Given task –
Review the material line by line. Identify and copy every line that contains the string "text".

Supplied records –
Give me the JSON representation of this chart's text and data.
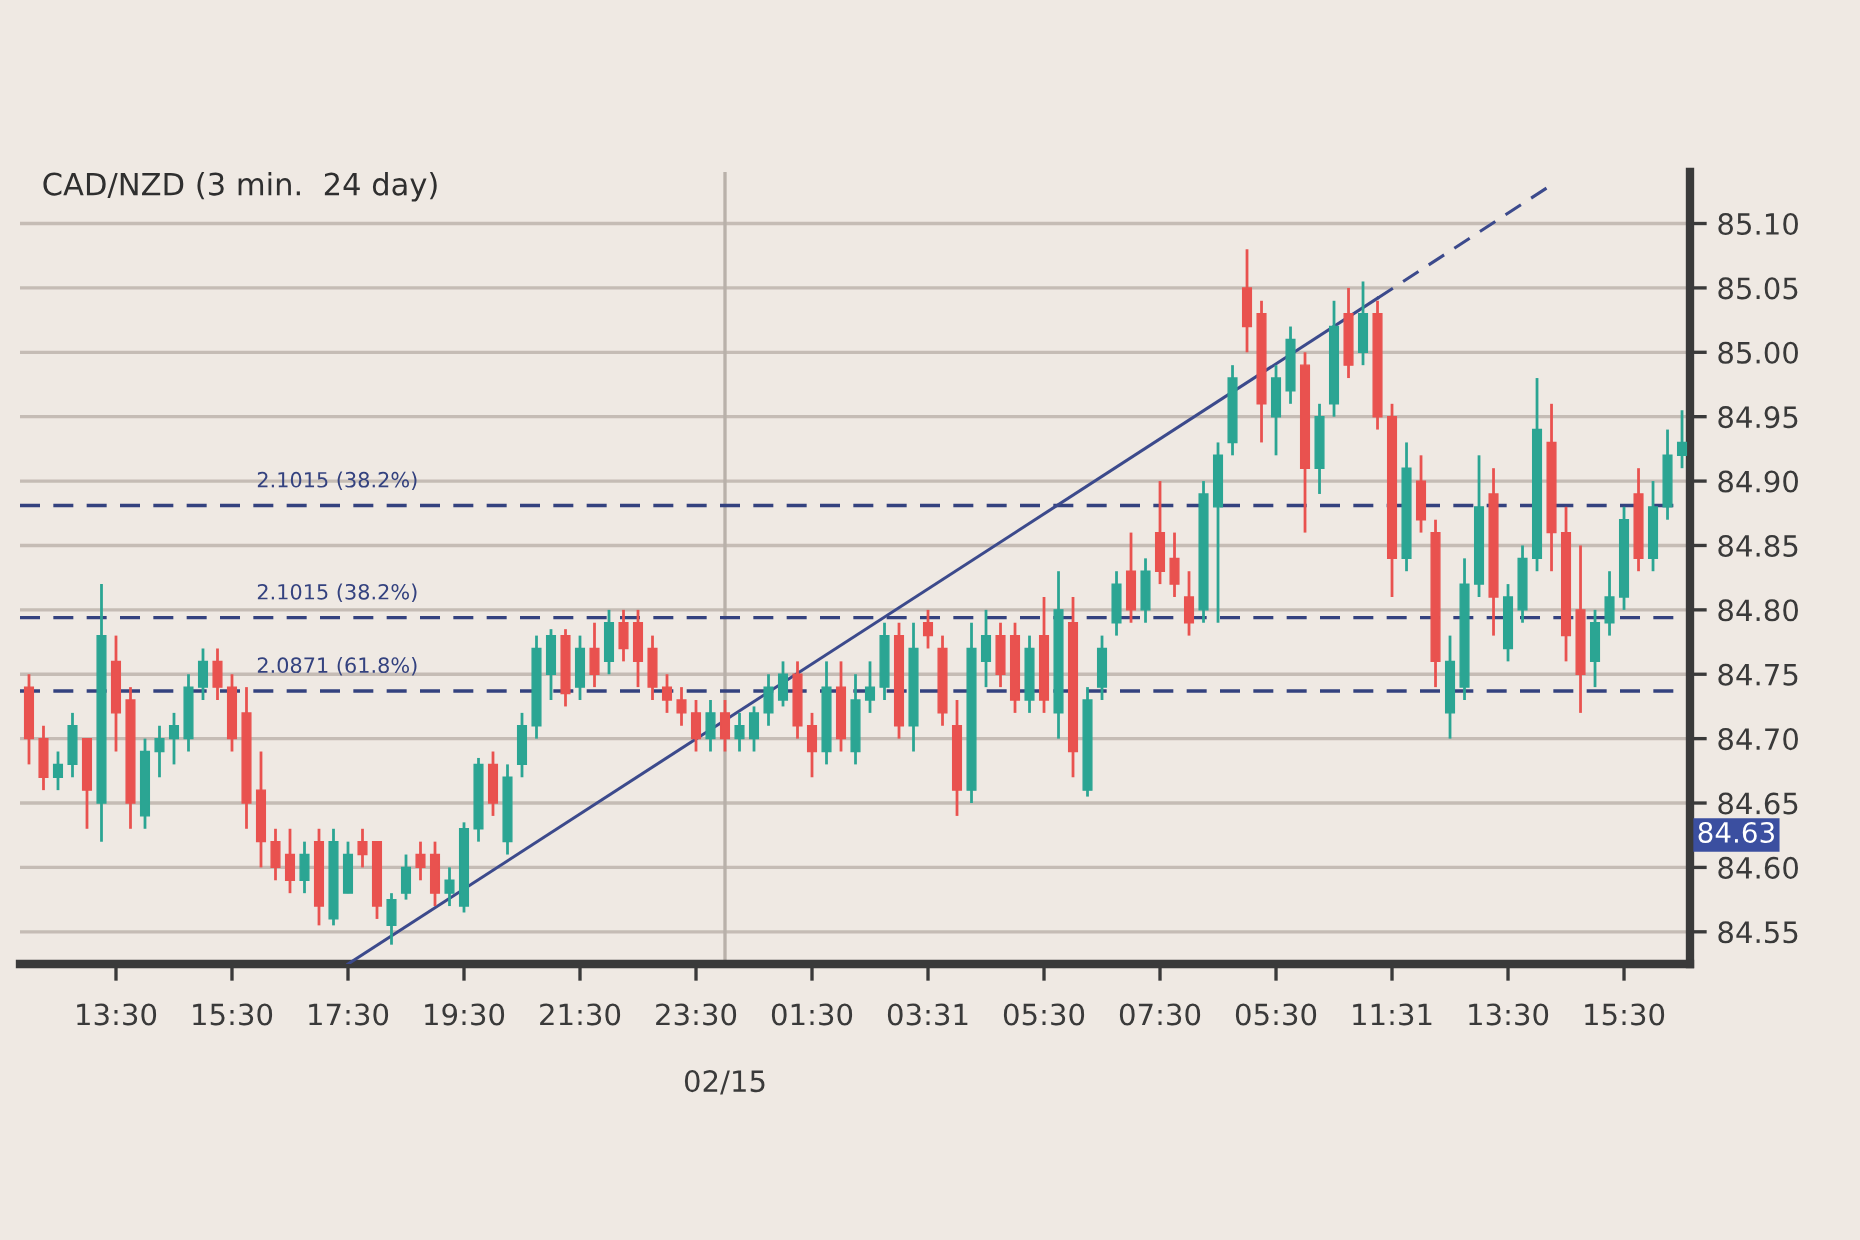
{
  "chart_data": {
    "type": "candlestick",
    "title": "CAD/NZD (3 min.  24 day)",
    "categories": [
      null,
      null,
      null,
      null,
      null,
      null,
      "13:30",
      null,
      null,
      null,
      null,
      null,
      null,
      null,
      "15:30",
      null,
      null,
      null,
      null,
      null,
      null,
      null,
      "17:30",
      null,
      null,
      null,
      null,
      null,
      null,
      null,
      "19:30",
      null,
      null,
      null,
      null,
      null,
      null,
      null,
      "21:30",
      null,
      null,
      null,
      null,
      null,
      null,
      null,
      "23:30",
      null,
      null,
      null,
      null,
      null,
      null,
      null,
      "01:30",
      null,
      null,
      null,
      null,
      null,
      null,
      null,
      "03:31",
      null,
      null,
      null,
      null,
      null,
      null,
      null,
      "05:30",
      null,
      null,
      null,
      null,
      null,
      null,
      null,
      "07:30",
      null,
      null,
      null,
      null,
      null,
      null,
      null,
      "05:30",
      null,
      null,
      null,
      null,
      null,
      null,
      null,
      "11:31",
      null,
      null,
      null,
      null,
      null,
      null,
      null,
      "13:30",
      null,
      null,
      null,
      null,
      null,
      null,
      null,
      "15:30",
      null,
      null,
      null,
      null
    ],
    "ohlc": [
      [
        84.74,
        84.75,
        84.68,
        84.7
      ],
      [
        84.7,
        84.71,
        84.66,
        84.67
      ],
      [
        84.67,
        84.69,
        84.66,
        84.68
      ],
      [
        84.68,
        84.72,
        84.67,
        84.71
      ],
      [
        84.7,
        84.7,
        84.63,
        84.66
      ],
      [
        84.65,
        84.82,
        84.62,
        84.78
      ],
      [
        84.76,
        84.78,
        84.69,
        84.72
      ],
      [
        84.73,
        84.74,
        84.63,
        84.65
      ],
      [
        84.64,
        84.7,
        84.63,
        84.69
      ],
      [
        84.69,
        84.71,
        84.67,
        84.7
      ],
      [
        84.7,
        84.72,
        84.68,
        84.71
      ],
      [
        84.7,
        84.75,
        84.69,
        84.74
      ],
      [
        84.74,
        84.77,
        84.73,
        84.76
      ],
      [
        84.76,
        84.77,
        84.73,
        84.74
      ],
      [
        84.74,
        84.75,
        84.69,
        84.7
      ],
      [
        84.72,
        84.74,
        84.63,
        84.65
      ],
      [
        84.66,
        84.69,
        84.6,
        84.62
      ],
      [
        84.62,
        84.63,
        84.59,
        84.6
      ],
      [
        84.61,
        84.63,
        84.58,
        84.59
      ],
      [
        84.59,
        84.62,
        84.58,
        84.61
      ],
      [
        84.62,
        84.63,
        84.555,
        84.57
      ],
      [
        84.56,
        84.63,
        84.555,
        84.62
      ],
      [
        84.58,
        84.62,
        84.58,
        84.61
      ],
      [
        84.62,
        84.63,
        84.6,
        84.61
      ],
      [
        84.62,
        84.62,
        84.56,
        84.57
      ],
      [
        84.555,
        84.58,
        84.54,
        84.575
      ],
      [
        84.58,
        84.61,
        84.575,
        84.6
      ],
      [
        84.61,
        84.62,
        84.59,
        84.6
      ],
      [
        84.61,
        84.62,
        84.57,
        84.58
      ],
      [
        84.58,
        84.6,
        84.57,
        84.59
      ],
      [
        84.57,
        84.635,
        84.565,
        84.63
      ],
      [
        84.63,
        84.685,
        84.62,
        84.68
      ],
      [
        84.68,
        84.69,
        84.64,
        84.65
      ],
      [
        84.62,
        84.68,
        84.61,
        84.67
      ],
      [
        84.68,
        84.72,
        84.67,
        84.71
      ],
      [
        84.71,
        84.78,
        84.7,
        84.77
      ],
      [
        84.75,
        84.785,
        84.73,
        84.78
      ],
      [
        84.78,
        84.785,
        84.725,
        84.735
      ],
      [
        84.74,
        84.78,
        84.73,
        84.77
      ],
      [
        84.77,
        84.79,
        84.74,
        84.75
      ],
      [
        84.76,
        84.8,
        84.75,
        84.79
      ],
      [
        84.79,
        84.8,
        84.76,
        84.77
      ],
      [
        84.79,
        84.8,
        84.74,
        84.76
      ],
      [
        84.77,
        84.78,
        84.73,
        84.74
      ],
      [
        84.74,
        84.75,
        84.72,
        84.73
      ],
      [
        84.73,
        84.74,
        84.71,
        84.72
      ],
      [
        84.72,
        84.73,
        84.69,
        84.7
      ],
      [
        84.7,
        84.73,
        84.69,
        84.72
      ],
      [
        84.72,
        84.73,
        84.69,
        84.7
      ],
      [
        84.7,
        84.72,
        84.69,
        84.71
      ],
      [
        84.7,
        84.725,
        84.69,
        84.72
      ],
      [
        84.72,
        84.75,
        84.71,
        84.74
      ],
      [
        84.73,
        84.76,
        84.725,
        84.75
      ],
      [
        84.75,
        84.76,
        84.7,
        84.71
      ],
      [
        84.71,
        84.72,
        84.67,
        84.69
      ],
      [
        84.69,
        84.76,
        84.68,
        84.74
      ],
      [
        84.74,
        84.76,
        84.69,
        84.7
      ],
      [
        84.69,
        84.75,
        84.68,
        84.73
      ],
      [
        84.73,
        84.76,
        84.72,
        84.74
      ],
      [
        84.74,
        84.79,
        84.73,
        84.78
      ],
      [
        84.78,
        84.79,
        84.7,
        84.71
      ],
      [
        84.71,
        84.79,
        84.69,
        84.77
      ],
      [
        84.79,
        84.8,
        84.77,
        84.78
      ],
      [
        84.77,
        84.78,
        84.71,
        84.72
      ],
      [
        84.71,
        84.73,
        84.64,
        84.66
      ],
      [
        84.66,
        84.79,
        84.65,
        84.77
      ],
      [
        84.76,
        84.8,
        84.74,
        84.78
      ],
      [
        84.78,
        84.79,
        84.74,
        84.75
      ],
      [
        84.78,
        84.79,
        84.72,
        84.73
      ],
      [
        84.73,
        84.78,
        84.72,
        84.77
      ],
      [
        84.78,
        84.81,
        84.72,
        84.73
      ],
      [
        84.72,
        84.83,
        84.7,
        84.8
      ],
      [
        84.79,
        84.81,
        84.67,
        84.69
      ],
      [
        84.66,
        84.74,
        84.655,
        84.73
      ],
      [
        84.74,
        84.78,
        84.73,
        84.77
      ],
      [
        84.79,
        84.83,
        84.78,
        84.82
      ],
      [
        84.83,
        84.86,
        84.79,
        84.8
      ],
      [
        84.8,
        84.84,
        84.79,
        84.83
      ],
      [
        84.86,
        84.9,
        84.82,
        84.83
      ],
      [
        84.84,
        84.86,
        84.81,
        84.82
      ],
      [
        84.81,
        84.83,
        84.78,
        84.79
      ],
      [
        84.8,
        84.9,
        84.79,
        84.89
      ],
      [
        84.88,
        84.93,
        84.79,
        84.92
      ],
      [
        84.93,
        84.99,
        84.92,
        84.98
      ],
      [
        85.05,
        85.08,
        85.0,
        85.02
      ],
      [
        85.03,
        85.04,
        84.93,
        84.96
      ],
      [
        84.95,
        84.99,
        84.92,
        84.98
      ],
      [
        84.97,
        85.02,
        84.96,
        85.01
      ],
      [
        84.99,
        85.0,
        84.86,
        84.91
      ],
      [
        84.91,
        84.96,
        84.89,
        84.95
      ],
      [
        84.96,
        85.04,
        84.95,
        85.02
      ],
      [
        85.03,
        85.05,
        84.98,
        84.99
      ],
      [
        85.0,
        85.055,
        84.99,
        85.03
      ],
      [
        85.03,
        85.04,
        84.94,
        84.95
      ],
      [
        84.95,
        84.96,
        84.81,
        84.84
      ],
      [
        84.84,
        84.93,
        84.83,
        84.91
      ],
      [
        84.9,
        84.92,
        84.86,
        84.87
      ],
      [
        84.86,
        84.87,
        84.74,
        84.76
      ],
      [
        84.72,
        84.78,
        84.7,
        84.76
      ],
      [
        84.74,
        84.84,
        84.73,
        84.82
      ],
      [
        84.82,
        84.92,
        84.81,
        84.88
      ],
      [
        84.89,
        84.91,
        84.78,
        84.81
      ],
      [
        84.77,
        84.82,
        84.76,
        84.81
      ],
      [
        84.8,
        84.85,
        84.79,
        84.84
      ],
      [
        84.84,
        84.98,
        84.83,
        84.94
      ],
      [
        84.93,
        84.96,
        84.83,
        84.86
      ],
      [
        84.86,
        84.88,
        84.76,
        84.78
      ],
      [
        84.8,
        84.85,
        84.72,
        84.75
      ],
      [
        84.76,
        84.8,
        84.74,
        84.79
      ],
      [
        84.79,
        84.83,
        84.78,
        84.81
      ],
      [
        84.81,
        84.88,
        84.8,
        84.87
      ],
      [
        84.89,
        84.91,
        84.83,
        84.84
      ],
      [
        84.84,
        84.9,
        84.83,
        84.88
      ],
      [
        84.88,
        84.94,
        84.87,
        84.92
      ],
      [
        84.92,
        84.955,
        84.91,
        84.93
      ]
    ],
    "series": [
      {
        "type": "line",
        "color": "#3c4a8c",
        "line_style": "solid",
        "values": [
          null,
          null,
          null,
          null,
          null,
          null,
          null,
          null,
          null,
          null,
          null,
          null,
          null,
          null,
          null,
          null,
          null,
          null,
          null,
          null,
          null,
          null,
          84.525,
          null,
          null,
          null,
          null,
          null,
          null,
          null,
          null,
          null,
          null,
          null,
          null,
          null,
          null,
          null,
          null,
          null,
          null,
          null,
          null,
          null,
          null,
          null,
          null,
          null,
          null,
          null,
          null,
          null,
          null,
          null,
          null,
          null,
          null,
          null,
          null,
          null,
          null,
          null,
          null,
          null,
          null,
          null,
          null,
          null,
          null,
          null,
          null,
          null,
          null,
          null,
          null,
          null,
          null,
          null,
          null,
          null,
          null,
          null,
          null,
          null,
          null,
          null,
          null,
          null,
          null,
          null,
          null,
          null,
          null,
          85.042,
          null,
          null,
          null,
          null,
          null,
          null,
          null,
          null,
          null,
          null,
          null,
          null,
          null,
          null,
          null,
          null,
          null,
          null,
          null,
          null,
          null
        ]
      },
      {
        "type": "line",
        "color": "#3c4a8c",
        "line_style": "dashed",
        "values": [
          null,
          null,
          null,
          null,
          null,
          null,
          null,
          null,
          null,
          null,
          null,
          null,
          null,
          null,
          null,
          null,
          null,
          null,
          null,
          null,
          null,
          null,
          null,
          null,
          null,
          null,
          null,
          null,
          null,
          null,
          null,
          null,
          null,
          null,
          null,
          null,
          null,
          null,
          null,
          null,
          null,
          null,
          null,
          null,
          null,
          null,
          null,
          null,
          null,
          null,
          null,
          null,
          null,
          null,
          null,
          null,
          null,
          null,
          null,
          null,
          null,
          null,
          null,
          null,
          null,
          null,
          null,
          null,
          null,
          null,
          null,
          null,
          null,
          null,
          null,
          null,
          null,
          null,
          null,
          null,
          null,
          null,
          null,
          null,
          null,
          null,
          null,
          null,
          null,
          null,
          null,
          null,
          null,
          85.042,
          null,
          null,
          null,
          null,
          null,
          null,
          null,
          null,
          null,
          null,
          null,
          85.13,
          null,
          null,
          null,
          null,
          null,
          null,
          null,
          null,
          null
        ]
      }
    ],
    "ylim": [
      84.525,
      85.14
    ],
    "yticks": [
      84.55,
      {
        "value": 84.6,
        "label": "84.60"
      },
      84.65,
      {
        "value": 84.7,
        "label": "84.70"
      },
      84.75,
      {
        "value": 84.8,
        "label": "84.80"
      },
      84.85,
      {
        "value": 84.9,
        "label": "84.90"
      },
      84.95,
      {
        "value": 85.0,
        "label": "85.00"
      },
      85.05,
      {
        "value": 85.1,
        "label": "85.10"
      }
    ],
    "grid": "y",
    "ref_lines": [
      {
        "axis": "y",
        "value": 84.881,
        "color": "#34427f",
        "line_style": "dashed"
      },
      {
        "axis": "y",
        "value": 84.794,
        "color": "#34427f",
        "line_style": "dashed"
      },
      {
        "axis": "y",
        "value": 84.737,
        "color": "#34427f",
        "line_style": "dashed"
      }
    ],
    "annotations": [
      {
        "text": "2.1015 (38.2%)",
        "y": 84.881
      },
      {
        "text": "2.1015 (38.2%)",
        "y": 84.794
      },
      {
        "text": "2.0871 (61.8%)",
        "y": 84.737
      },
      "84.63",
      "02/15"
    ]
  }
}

Exercise response –
Give me the JSON representation of this chart's text and data.
        "text": "2.1015 (38.2%)",
        "text": "2.1015 (38.2%)",
        "text": "2.0871 (61.8%)",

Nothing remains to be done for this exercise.